→ SHORT TASK:
Copy out all of the material exactly as presented.

→ GIVEN DATA:
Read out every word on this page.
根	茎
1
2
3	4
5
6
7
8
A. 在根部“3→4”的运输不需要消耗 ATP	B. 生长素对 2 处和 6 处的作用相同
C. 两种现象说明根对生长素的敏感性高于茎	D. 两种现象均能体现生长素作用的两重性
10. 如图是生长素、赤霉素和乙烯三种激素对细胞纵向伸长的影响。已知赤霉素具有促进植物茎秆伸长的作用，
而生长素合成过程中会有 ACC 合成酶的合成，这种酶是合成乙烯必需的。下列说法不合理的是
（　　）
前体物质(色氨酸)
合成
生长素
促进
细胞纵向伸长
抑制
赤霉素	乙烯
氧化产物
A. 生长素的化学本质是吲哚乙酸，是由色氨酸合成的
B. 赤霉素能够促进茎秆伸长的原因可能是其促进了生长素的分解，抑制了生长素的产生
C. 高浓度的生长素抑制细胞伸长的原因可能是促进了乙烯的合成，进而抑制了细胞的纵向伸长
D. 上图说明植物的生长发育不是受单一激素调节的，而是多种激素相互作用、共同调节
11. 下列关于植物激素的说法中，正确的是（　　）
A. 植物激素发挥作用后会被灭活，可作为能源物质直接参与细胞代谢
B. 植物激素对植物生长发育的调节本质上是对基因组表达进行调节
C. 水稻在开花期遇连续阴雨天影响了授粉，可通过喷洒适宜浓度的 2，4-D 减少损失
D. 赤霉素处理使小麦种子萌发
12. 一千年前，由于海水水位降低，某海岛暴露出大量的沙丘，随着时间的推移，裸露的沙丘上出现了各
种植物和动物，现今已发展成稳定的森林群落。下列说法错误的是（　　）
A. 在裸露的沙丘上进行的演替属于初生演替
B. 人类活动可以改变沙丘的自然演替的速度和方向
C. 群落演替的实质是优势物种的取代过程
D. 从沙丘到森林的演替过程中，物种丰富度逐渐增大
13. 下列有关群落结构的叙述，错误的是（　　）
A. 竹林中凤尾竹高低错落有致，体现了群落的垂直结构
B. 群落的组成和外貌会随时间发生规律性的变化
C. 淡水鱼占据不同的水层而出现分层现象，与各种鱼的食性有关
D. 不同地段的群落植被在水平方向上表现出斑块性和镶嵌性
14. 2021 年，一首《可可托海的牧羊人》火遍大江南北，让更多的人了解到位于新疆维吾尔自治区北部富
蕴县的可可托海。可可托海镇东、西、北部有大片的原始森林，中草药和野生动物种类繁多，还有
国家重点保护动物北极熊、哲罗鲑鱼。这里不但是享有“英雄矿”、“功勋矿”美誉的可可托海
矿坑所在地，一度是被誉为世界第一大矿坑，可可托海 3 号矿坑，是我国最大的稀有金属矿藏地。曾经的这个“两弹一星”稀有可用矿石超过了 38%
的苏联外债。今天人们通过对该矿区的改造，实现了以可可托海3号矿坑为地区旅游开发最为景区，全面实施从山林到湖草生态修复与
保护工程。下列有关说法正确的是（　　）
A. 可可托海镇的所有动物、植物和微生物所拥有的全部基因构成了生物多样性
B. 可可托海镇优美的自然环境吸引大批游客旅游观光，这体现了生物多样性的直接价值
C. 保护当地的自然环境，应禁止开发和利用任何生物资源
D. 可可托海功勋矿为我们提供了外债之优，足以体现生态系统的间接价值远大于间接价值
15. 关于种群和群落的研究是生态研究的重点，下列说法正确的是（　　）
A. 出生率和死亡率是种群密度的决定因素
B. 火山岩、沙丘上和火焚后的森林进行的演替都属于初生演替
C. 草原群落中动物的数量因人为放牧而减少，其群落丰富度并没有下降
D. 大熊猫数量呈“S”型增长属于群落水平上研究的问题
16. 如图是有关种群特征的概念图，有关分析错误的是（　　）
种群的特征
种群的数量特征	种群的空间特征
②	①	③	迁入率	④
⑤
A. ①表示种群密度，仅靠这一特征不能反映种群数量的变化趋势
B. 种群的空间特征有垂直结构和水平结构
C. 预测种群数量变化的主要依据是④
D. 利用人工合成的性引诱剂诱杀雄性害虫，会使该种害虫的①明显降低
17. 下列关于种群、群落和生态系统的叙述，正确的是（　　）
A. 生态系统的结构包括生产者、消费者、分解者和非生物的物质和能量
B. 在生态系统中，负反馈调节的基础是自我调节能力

→ CORRECT RESPONSE:
Read out every word on this page.
根	茎
1
2
3	4
5
6
7
8
A. 在根部“3→4”的运输不需要消耗 ATP	B. 生长素对 2 处和 6 处的作用相同
C. 两种现象说明根对生长素的敏感性高于茎	D. 两种现象均能体现生长素作用的两重性
10. 如图是生长素、赤霉素和乙烯三种激素对细胞纵向伸长的影响。已知赤霉素具有促进植物茎秆伸长的作用，
而生长素合成过程中会有 ACC 合成酶的合成，这种酶是合成乙烯必需的。下列说法不合理的是
（　　）
前体物质(色氨酸)
合成
生长素
促进
细胞纵向伸长
抑制
赤霉素	乙烯
氧化产物
A. 生长素的化学本质是吲哚乙酸，是由色氨酸合成的
B. 赤霉素能够促进茎秆伸长的原因可能是其促进了生长素的分解，抑制了生长素的产生
C. 高浓度的生长素抑制细胞伸长的原因可能是促进了乙烯的合成，进而抑制了细胞的纵向伸长
D. 上图说明植物的生长发育不是受单一激素调节的，而是多种激素相互作用、共同调节
11. 下列关于植物激素的说法中，正确的是（　　）
A. 植物激素发挥作用后会被灭活，可作为能源物质直接参与细胞代谢
B. 植物激素对植物生长发育的调节本质上是对基因组表达进行调节
C. 水稻在开花期遇连续阴雨天影响了授粉，可通过喷洒适宜浓度的 2，4-D 减少损失
D. 赤霉素处理使小麦种子萌发
12. 一千年前，由于海水水位降低，某海岛暴露出大量的沙丘，随着时间的推移，裸露的沙丘上出现了各
种植物和动物，现今已发展成稳定的森林群落。下列说法错误的是（　　）
A. 在裸露的沙丘上进行的演替属于初生演替
B. 人类活动可以改变沙丘的自然演替的速度和方向
C. 群落演替的实质是优势物种的取代过程
D. 从沙丘到森林的演替过程中，物种丰富度逐渐增大
13. 下列有关群落结构的叙述，错误的是（　　）
A. 竹林中凤尾竹高低错落有致，体现了群落的垂直结构
B. 群落的组成和外貌会随时间发生规律性的变化
C. 淡水鱼占据不同的水层而出现分层现象，与各种鱼的食性有关
D. 不同地段的群落植被在水平方向上表现出斑块性和镶嵌性
14. 2021 年，一首《可可托海的牧羊人》火遍大江南北，让更多的人了解到位于新疆维吾尔自治区北部富
蕴县的可可托海。可可托海镇东、西、北部有大片的原始森林，中草药和野生动物种类繁多，还有
国家重点保护动物北极熊、哲罗鲑鱼。这里不但是享有“英雄矿”、“功勋矿”美誉的可可托海
矿坑所在地，一度是被誉为世界第一大矿坑，可可托海 3 号矿坑，是我国最大的稀有金属矿藏地。曾经的这个“两弹一星”稀有可用矿石超过了 38%
的苏联外债。今天人们通过对该矿区的改造，实现了以可可托海3号矿坑为地区旅游开发最为景区，全面实施从山林到湖草生态修复与
保护工程。下列有关说法正确的是（　　）
A. 可可托海镇的所有动物、植物和微生物所拥有的全部基因构成了生物多样性
B. 可可托海镇优美的自然环境吸引大批游客旅游观光，这体现了生物多样性的直接价值
C. 保护当地的自然环境，应禁止开发和利用任何生物资源
D. 可可托海功勋矿为我们提供了外债之优，足以体现生态系统的间接价值远大于间接价值
15. 关于种群和群落的研究是生态研究的重点，下列说法正确的是（　　）
A. 出生率和死亡率是种群密度的决定因素
B. 火山岩、沙丘上和火焚后的森林进行的演替都属于初生演替
C. 草原群落中动物的数量因人为放牧而减少，其群落丰富度并没有下降
D. 大熊猫数量呈“S”型增长属于群落水平上研究的问题
16. 如图是有关种群特征的概念图，有关分析错误的是（　　）
种群的特征
种群的数量特征	种群的空间特征
②	①	③	迁入率	④
⑤
A. ①表示种群密度，仅靠这一特征不能反映种群数量的变化趋势
B. 种群的空间特征有垂直结构和水平结构
C. 预测种群数量变化的主要依据是④
D. 利用人工合成的性引诱剂诱杀雄性害虫，会使该种害虫的①明显降低
17. 下列关于种群、群落和生态系统的叙述，正确的是（　　）
A. 生态系统的结构包括生产者、消费者、分解者和非生物的物质和能量
B. 在生态系统中，负反馈调节的基础是自我调节能力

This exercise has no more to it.